Listed entries:
+-------+
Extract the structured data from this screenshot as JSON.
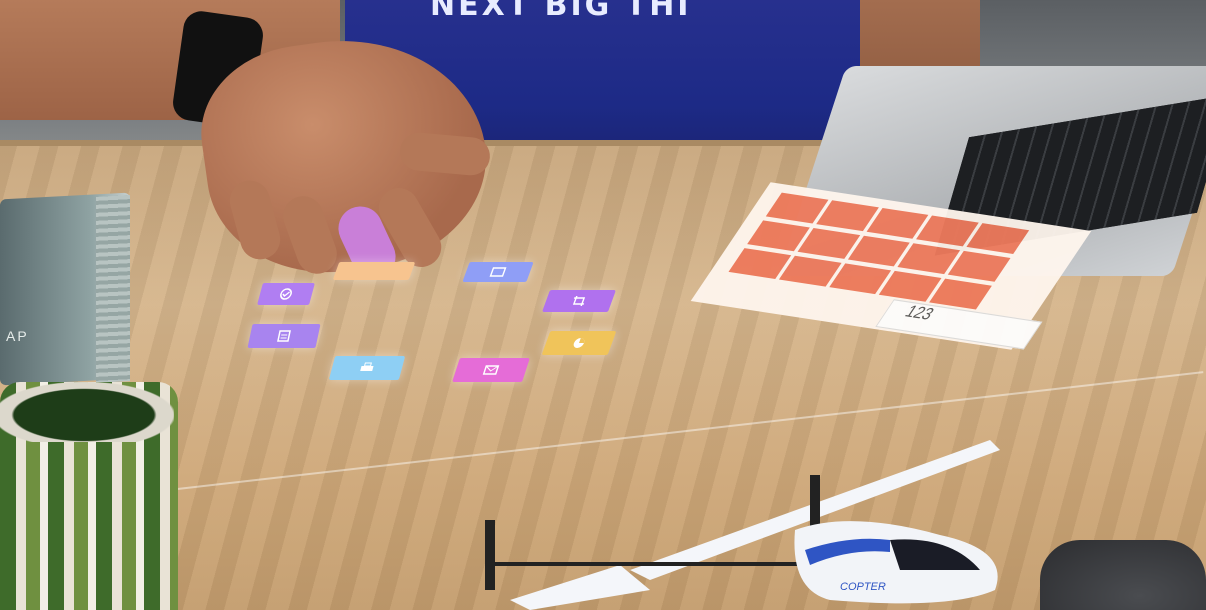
{
  "scene": {
    "shirt_text": "NEXT BIG THI",
    "book_spine_text": "AP",
    "projected_tiles": [
      {
        "name": "fingertip-tile",
        "icon": "highlighted-tile",
        "color": "#f7c48f"
      },
      {
        "name": "tile-check",
        "icon": "check-icon",
        "color": "#b07ef2"
      },
      {
        "name": "tile-window",
        "icon": "window-icon",
        "color": "#8f9ef6"
      },
      {
        "name": "tile-crop",
        "icon": "crop-icon",
        "color": "#b071ee"
      },
      {
        "name": "tile-document",
        "icon": "document-icon",
        "color": "#a884ef"
      },
      {
        "name": "tile-pie",
        "icon": "pie-icon",
        "color": "#f0c45a"
      },
      {
        "name": "tile-print",
        "icon": "print-icon",
        "color": "#8ecff4"
      },
      {
        "name": "tile-mail",
        "icon": "mail-icon",
        "color": "#e56cd7"
      }
    ],
    "projected_keypad": {
      "key_color": "#ee7a5c",
      "readout": "123"
    },
    "helicopter_label": "COPTER"
  }
}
+-------+
What this task involves: Keep the pictures out and write out the records exactly.

Response:
Extract the structured data from this screenshot as JSON.
{
  "scene": {
    "shirt_text": "NEXT BIG THI",
    "book_spine_text": "AP",
    "projected_tiles": [
      {
        "name": "fingertip-tile",
        "icon": "highlighted-tile",
        "color": "#f7c48f"
      },
      {
        "name": "tile-check",
        "icon": "check-icon",
        "color": "#b07ef2"
      },
      {
        "name": "tile-window",
        "icon": "window-icon",
        "color": "#8f9ef6"
      },
      {
        "name": "tile-crop",
        "icon": "crop-icon",
        "color": "#b071ee"
      },
      {
        "name": "tile-document",
        "icon": "document-icon",
        "color": "#a884ef"
      },
      {
        "name": "tile-pie",
        "icon": "pie-icon",
        "color": "#f0c45a"
      },
      {
        "name": "tile-print",
        "icon": "print-icon",
        "color": "#8ecff4"
      },
      {
        "name": "tile-mail",
        "icon": "mail-icon",
        "color": "#e56cd7"
      }
    ],
    "projected_keypad": {
      "key_color": "#ee7a5c",
      "readout": "123"
    },
    "helicopter_label": "COPTER"
  }
}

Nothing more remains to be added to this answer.